SHORT PROBLEM:
Report how many lines contain the word "COINBASE"; answer with the number only.

┄┄┄┄┄┄┄┄┄┄┄┄┄┄┄┄┄┄┄┄

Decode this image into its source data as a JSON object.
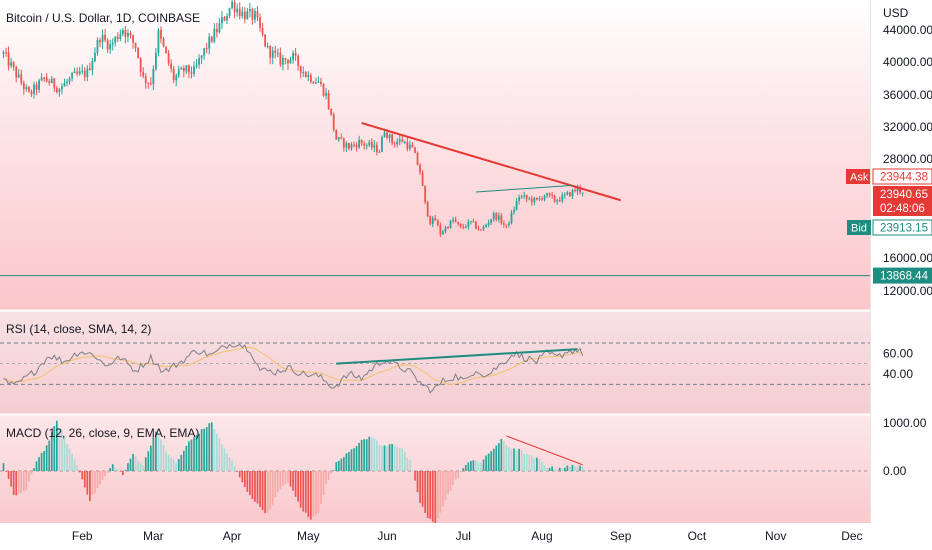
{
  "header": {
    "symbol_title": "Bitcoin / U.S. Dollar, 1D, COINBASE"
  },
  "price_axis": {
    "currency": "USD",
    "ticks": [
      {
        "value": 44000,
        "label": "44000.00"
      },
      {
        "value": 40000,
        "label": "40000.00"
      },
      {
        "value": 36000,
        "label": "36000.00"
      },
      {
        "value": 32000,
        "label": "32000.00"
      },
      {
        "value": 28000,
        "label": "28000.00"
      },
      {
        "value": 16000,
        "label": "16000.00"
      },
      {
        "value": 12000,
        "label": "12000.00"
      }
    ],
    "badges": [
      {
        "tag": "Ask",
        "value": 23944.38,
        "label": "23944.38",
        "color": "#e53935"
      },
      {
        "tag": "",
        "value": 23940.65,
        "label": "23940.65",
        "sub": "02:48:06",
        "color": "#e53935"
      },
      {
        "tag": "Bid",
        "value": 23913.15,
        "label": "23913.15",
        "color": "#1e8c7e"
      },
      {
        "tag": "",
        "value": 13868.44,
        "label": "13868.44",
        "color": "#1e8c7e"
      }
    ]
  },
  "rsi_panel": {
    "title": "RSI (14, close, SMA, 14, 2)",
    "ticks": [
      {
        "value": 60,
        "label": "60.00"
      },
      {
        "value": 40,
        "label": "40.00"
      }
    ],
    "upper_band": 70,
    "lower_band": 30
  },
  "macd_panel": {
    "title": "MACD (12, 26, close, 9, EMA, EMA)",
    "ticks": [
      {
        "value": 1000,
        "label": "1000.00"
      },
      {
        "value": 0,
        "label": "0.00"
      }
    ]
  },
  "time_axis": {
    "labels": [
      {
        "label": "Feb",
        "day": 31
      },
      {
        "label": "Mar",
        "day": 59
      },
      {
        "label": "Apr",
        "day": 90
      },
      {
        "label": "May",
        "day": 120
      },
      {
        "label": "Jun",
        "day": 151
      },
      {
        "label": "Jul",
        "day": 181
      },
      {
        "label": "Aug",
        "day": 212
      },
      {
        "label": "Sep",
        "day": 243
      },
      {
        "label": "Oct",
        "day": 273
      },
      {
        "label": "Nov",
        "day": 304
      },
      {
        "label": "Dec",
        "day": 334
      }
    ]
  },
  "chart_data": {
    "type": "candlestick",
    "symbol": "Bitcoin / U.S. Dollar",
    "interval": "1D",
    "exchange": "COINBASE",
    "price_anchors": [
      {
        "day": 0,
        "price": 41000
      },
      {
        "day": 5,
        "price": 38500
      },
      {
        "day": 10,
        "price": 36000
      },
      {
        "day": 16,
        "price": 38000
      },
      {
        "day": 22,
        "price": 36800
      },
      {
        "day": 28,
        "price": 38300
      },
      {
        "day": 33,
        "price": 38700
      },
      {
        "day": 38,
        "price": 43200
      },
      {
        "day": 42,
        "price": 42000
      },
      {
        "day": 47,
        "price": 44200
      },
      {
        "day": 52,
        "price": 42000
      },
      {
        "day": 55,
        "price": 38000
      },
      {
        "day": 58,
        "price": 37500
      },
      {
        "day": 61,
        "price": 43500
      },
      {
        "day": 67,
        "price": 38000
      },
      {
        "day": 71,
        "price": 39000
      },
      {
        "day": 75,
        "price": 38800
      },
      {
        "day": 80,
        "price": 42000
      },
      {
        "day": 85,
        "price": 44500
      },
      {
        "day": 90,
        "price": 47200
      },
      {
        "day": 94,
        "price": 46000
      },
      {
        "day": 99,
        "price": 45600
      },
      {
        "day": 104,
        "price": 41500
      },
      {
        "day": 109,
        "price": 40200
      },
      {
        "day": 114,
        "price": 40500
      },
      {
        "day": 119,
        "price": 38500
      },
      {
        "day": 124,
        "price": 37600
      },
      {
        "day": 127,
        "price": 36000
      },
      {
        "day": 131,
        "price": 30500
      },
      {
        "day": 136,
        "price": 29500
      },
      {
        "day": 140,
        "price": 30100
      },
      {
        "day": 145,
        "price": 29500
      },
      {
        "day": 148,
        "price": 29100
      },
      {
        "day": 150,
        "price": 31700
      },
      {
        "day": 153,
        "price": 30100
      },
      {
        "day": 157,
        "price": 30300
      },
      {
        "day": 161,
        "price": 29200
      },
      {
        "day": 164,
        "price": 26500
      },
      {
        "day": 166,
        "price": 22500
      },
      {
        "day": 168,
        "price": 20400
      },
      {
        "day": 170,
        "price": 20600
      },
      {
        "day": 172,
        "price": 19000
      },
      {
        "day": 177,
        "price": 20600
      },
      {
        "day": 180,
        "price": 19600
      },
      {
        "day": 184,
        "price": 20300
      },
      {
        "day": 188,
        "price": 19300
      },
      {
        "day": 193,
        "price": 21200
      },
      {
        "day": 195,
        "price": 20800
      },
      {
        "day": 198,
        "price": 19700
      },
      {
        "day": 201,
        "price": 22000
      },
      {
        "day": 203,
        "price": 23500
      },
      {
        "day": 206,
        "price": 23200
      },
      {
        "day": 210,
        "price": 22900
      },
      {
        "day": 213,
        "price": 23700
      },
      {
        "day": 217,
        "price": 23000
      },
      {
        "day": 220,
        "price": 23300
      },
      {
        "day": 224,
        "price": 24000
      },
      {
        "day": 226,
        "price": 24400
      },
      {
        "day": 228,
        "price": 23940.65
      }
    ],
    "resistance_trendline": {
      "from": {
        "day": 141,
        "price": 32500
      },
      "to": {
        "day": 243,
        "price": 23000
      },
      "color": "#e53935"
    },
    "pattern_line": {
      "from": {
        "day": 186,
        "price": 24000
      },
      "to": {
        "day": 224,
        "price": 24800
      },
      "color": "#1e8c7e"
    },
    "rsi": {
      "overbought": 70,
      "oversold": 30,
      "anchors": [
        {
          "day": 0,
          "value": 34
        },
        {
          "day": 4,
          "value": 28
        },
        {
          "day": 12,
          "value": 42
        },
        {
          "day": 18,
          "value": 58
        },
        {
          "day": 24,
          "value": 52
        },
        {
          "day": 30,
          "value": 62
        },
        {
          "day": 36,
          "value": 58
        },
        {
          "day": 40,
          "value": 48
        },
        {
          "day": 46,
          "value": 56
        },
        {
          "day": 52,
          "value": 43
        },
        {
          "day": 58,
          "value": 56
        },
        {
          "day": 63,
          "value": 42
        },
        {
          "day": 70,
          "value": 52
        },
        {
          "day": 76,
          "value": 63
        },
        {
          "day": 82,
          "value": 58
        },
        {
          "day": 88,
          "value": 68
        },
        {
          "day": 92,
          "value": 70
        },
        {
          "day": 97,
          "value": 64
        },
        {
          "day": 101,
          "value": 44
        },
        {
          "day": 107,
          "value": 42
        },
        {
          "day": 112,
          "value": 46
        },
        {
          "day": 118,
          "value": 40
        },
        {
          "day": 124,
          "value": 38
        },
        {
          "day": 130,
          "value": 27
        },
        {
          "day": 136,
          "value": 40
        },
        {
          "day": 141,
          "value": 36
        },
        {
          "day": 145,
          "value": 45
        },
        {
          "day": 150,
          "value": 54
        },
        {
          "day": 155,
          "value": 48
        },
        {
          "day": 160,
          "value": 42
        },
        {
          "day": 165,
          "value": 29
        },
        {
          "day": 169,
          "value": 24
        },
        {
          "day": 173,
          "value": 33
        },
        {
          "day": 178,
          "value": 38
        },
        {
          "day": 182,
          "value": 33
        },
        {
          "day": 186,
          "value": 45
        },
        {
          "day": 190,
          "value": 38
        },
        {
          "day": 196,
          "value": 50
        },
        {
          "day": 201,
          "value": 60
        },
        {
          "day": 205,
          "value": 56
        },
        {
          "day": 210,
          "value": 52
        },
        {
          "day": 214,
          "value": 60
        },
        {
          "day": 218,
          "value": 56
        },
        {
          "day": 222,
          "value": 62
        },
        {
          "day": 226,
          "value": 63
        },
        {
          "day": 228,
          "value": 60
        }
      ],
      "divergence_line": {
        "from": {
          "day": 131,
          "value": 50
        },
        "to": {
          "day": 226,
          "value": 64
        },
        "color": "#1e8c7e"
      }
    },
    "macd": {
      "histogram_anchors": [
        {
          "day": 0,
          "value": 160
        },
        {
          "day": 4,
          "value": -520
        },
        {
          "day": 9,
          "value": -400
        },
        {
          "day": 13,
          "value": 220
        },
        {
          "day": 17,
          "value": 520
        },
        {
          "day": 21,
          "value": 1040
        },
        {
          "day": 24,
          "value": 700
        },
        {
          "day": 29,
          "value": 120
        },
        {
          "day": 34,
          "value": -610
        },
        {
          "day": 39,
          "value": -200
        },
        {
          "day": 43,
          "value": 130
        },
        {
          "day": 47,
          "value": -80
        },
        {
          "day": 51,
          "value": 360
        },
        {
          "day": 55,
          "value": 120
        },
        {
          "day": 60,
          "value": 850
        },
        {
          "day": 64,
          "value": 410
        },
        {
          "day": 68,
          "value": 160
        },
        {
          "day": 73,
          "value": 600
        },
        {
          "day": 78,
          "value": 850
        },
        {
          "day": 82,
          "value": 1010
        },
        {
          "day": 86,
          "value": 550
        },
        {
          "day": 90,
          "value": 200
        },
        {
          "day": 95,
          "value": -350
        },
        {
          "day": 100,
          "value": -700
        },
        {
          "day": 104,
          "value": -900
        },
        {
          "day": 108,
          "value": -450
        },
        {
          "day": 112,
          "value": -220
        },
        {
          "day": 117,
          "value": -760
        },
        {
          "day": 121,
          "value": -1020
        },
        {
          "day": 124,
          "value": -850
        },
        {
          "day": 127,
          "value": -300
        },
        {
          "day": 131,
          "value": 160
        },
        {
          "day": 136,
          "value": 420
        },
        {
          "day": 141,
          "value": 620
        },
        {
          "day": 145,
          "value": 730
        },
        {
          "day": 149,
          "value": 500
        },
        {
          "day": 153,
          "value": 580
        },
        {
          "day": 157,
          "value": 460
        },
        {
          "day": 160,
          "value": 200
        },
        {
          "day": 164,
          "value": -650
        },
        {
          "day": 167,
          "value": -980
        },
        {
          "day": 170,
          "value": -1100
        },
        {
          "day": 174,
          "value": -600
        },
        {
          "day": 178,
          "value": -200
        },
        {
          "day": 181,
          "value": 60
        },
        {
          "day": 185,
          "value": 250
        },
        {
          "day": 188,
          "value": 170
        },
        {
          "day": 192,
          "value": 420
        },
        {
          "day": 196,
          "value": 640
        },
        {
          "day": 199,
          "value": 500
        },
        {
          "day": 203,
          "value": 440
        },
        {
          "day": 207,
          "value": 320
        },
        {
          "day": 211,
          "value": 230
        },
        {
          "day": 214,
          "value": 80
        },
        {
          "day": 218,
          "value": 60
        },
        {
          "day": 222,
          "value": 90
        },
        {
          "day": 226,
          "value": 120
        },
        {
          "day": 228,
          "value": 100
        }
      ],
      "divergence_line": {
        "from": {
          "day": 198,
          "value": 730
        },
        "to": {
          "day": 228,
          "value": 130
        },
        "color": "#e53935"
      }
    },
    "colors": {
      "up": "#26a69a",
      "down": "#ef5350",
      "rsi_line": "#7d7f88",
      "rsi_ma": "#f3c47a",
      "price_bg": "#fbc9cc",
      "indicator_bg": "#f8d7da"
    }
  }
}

┄┄┄┄┄┄┄┄┄┄┄┄┄┄┄┄┄┄┄┄

REPLY TO THE EXERCISE:
2